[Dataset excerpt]
━━━━━━

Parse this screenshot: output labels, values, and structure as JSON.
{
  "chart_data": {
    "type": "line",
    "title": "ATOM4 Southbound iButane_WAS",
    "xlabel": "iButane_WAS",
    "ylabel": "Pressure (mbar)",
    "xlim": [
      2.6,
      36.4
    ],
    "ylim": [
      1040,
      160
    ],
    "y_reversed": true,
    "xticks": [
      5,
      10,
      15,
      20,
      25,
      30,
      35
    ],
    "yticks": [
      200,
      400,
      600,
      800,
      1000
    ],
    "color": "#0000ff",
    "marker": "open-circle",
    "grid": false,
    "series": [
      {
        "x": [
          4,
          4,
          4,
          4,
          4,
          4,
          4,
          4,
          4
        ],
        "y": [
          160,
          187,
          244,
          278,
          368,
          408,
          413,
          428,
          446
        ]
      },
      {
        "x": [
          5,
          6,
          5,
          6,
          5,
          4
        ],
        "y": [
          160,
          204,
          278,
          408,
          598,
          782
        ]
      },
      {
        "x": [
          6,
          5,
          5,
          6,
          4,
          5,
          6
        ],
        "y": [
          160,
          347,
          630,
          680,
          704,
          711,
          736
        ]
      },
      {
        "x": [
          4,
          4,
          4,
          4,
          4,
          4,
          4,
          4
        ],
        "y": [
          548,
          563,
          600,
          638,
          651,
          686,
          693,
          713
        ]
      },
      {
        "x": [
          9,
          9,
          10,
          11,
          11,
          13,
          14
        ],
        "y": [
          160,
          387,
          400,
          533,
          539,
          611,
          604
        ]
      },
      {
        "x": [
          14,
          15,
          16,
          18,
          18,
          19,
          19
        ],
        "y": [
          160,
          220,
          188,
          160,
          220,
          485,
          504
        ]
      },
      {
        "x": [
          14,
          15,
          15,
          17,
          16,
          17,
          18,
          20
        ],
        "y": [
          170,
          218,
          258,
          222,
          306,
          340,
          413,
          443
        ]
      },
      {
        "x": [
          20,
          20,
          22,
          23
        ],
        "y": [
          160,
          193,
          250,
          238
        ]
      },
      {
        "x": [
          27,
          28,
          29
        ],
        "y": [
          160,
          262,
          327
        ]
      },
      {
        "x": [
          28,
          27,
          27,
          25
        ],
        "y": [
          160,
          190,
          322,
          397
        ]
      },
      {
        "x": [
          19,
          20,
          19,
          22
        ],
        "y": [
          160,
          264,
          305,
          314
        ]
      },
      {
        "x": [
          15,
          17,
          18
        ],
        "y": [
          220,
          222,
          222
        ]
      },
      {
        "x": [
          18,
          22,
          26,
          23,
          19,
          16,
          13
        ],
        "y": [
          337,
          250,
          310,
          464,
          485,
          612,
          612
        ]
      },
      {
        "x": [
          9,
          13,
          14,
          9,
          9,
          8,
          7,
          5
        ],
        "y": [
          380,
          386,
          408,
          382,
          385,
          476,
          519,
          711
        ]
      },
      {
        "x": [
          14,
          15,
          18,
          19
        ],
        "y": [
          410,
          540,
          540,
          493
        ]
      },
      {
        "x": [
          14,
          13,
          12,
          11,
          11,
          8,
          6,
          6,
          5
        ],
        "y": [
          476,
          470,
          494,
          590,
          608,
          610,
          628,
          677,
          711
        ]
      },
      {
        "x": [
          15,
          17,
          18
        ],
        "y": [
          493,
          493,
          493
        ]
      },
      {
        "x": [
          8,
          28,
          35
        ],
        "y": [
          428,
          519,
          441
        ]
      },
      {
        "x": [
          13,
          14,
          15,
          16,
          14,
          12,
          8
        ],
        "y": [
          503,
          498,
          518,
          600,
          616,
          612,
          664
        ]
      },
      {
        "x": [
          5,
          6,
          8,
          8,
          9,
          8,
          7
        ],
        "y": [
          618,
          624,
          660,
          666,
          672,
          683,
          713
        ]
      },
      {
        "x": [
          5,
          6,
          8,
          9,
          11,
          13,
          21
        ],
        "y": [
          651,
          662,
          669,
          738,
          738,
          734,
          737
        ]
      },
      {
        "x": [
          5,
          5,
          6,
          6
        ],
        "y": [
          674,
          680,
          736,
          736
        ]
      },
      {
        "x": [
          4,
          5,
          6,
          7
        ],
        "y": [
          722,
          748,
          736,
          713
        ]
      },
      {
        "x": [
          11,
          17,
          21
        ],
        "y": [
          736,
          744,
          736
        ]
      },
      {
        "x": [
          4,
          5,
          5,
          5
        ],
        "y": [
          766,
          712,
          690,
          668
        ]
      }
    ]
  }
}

━━━━━━

Work to do: From the data above, extract every line in its exact form.

Task result:
Parse this screenshot: output labels, values, and structure as JSON.
{
  "chart_data": {
    "type": "line",
    "title": "ATOM4 Southbound iButane_WAS",
    "xlabel": "iButane_WAS",
    "ylabel": "Pressure (mbar)",
    "xlim": [
      2.6,
      36.4
    ],
    "ylim": [
      1040,
      160
    ],
    "y_reversed": true,
    "xticks": [
      5,
      10,
      15,
      20,
      25,
      30,
      35
    ],
    "yticks": [
      200,
      400,
      600,
      800,
      1000
    ],
    "color": "#0000ff",
    "marker": "open-circle",
    "grid": false,
    "series": [
      {
        "x": [
          4,
          4,
          4,
          4,
          4,
          4,
          4,
          4,
          4
        ],
        "y": [
          160,
          187,
          244,
          278,
          368,
          408,
          413,
          428,
          446
        ]
      },
      {
        "x": [
          5,
          6,
          5,
          6,
          5,
          4
        ],
        "y": [
          160,
          204,
          278,
          408,
          598,
          782
        ]
      },
      {
        "x": [
          6,
          5,
          5,
          6,
          4,
          5,
          6
        ],
        "y": [
          160,
          347,
          630,
          680,
          704,
          711,
          736
        ]
      },
      {
        "x": [
          4,
          4,
          4,
          4,
          4,
          4,
          4,
          4
        ],
        "y": [
          548,
          563,
          600,
          638,
          651,
          686,
          693,
          713
        ]
      },
      {
        "x": [
          9,
          9,
          10,
          11,
          11,
          13,
          14
        ],
        "y": [
          160,
          387,
          400,
          533,
          539,
          611,
          604
        ]
      },
      {
        "x": [
          14,
          15,
          16,
          18,
          18,
          19,
          19
        ],
        "y": [
          160,
          220,
          188,
          160,
          220,
          485,
          504
        ]
      },
      {
        "x": [
          14,
          15,
          15,
          17,
          16,
          17,
          18,
          20
        ],
        "y": [
          170,
          218,
          258,
          222,
          306,
          340,
          413,
          443
        ]
      },
      {
        "x": [
          20,
          20,
          22,
          23
        ],
        "y": [
          160,
          193,
          250,
          238
        ]
      },
      {
        "x": [
          27,
          28,
          29
        ],
        "y": [
          160,
          262,
          327
        ]
      },
      {
        "x": [
          28,
          27,
          27,
          25
        ],
        "y": [
          160,
          190,
          322,
          397
        ]
      },
      {
        "x": [
          19,
          20,
          19,
          22
        ],
        "y": [
          160,
          264,
          305,
          314
        ]
      },
      {
        "x": [
          15,
          17,
          18
        ],
        "y": [
          220,
          222,
          222
        ]
      },
      {
        "x": [
          18,
          22,
          26,
          23,
          19,
          16,
          13
        ],
        "y": [
          337,
          250,
          310,
          464,
          485,
          612,
          612
        ]
      },
      {
        "x": [
          9,
          13,
          14,
          9,
          9,
          8,
          7,
          5
        ],
        "y": [
          380,
          386,
          408,
          382,
          385,
          476,
          519,
          711
        ]
      },
      {
        "x": [
          14,
          15,
          18,
          19
        ],
        "y": [
          410,
          540,
          540,
          493
        ]
      },
      {
        "x": [
          14,
          13,
          12,
          11,
          11,
          8,
          6,
          6,
          5
        ],
        "y": [
          476,
          470,
          494,
          590,
          608,
          610,
          628,
          677,
          711
        ]
      },
      {
        "x": [
          15,
          17,
          18
        ],
        "y": [
          493,
          493,
          493
        ]
      },
      {
        "x": [
          8,
          28,
          35
        ],
        "y": [
          428,
          519,
          441
        ]
      },
      {
        "x": [
          13,
          14,
          15,
          16,
          14,
          12,
          8
        ],
        "y": [
          503,
          498,
          518,
          600,
          616,
          612,
          664
        ]
      },
      {
        "x": [
          5,
          6,
          8,
          8,
          9,
          8,
          7
        ],
        "y": [
          618,
          624,
          660,
          666,
          672,
          683,
          713
        ]
      },
      {
        "x": [
          5,
          6,
          8,
          9,
          11,
          13,
          21
        ],
        "y": [
          651,
          662,
          669,
          738,
          738,
          734,
          737
        ]
      },
      {
        "x": [
          5,
          5,
          6,
          6
        ],
        "y": [
          674,
          680,
          736,
          736
        ]
      },
      {
        "x": [
          4,
          5,
          6,
          7
        ],
        "y": [
          722,
          748,
          736,
          713
        ]
      },
      {
        "x": [
          11,
          17,
          21
        ],
        "y": [
          736,
          744,
          736
        ]
      },
      {
        "x": [
          4,
          5,
          5,
          5
        ],
        "y": [
          766,
          712,
          690,
          668
        ]
      }
    ]
  }
}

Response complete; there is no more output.